## Given exercise
Please change every "x-tick-label" in the lines below to "horizontal-tick-label" and leave the rest unchanged.

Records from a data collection

☆ ☆ ☆ ☆ ☆ ☆ ☆

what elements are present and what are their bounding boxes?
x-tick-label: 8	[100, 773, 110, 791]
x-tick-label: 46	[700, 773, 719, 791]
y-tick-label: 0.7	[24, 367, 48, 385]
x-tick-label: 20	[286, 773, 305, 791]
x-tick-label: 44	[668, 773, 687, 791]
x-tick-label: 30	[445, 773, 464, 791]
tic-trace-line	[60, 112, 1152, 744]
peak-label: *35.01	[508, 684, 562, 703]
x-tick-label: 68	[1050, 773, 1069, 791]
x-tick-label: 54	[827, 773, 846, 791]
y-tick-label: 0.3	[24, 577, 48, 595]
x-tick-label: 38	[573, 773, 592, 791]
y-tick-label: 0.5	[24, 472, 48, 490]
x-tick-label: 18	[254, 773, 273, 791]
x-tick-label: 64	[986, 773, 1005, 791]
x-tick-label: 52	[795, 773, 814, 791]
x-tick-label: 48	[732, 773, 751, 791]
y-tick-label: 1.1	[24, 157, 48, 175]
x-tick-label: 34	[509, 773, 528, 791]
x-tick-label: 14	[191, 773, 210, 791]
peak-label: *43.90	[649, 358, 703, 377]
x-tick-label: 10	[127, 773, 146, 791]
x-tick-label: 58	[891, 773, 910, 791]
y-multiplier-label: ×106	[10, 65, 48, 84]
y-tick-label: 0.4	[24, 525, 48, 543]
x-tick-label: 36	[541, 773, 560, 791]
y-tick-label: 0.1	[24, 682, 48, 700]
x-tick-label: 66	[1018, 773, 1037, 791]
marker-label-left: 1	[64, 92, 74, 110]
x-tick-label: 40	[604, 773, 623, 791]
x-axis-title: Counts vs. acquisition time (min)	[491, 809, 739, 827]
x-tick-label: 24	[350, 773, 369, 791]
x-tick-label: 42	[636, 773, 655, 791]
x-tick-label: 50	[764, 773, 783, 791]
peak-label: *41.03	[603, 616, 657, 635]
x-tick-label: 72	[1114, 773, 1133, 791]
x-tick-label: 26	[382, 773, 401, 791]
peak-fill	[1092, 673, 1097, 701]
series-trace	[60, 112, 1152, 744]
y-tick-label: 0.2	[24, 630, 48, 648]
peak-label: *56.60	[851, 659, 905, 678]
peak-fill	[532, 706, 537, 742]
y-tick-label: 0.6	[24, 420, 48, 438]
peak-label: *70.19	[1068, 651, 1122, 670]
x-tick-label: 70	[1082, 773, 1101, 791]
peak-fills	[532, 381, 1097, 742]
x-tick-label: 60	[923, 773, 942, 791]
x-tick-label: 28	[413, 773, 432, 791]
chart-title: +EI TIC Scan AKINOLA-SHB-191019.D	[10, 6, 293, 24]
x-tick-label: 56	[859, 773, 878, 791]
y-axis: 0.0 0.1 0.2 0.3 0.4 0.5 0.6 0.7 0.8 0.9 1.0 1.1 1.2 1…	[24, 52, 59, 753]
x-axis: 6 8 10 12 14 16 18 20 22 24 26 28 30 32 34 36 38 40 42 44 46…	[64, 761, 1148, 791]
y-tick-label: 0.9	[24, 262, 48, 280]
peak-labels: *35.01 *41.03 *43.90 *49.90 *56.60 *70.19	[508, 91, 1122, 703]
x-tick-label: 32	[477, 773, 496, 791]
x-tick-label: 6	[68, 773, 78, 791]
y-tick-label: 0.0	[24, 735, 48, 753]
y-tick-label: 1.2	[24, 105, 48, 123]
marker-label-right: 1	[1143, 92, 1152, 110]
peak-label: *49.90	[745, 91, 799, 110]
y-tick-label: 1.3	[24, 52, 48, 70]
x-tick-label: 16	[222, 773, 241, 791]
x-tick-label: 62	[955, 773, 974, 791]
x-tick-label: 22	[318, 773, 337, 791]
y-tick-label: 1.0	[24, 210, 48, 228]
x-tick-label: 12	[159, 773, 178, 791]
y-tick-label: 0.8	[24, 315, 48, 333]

☆ ☆ ☆ ☆ ☆ ☆ ☆

## Correct answer
what elements are present and what are their bounding boxes?
horizontal-tick-label: 8	[100, 773, 110, 791]
horizontal-tick-label: 46	[700, 773, 719, 791]
y-tick-label: 0.7	[24, 367, 48, 385]
horizontal-tick-label: 20	[286, 773, 305, 791]
horizontal-tick-label: 44	[668, 773, 687, 791]
horizontal-tick-label: 30	[445, 773, 464, 791]
tic-trace-line	[60, 112, 1152, 744]
peak-label: *35.01	[508, 684, 562, 703]
horizontal-tick-label: 68	[1050, 773, 1069, 791]
horizontal-tick-label: 54	[827, 773, 846, 791]
y-tick-label: 0.3	[24, 577, 48, 595]
horizontal-tick-label: 38	[573, 773, 592, 791]
y-tick-label: 0.5	[24, 472, 48, 490]
horizontal-tick-label: 18	[254, 773, 273, 791]
horizontal-tick-label: 64	[986, 773, 1005, 791]
horizontal-tick-label: 52	[795, 773, 814, 791]
horizontal-tick-label: 48	[732, 773, 751, 791]
y-tick-label: 1.1	[24, 157, 48, 175]
horizontal-tick-label: 34	[509, 773, 528, 791]
horizontal-tick-label: 14	[191, 773, 210, 791]
peak-label: *43.90	[649, 358, 703, 377]
horizontal-tick-label: 10	[127, 773, 146, 791]
horizontal-tick-label: 58	[891, 773, 910, 791]
y-multiplier-label: ×106	[10, 65, 48, 84]
y-tick-label: 0.4	[24, 525, 48, 543]
horizontal-tick-label: 36	[541, 773, 560, 791]
y-tick-label: 0.1	[24, 682, 48, 700]
horizontal-tick-label: 66	[1018, 773, 1037, 791]
marker-label-left: 1	[64, 92, 74, 110]
horizontal-tick-label: 40	[604, 773, 623, 791]
x-axis-title: Counts vs. acquisition time (min)	[491, 809, 739, 827]
horizontal-tick-label: 24	[350, 773, 369, 791]
horizontal-tick-label: 42	[636, 773, 655, 791]
horizontal-tick-label: 50	[764, 773, 783, 791]
peak-label: *41.03	[603, 616, 657, 635]
horizontal-tick-label: 72	[1114, 773, 1133, 791]
horizontal-tick-label: 26	[382, 773, 401, 791]
peak-fill	[1092, 673, 1097, 701]
series-trace	[60, 112, 1152, 744]
y-tick-label: 0.2	[24, 630, 48, 648]
peak-label: *56.60	[851, 659, 905, 678]
peak-fill	[532, 706, 537, 742]
y-tick-label: 0.6	[24, 420, 48, 438]
peak-label: *70.19	[1068, 651, 1122, 670]
horizontal-tick-label: 70	[1082, 773, 1101, 791]
peak-fills	[532, 381, 1097, 742]
horizontal-tick-label: 60	[923, 773, 942, 791]
horizontal-tick-label: 28	[413, 773, 432, 791]
chart-title: +EI TIC Scan AKINOLA-SHB-191019.D	[10, 6, 293, 24]
horizontal-tick-label: 56	[859, 773, 878, 791]
y-axis: 0.0 0.1 0.2 0.3 0.4 0.5 0.6 0.7 0.8 0.9 1.0 1.1 1.2 1…	[24, 52, 59, 753]
x-axis: 6 8 10 12 14 16 18 20 22 24 26 28 30 32 34 36 38 40 42 44 46…	[64, 761, 1148, 791]
y-tick-label: 0.9	[24, 262, 48, 280]
peak-labels: *35.01 *41.03 *43.90 *49.90 *56.60 *70.19	[508, 91, 1122, 703]
horizontal-tick-label: 32	[477, 773, 496, 791]
horizontal-tick-label: 6	[68, 773, 78, 791]
y-tick-label: 0.0	[24, 735, 48, 753]
y-tick-label: 1.2	[24, 105, 48, 123]
marker-label-right: 1	[1143, 92, 1152, 110]
peak-label: *49.90	[745, 91, 799, 110]
y-tick-label: 1.3	[24, 52, 48, 70]
horizontal-tick-label: 16	[222, 773, 241, 791]
horizontal-tick-label: 62	[955, 773, 974, 791]
horizontal-tick-label: 22	[318, 773, 337, 791]
y-tick-label: 1.0	[24, 210, 48, 228]
horizontal-tick-label: 12	[159, 773, 178, 791]
y-tick-label: 0.8	[24, 315, 48, 333]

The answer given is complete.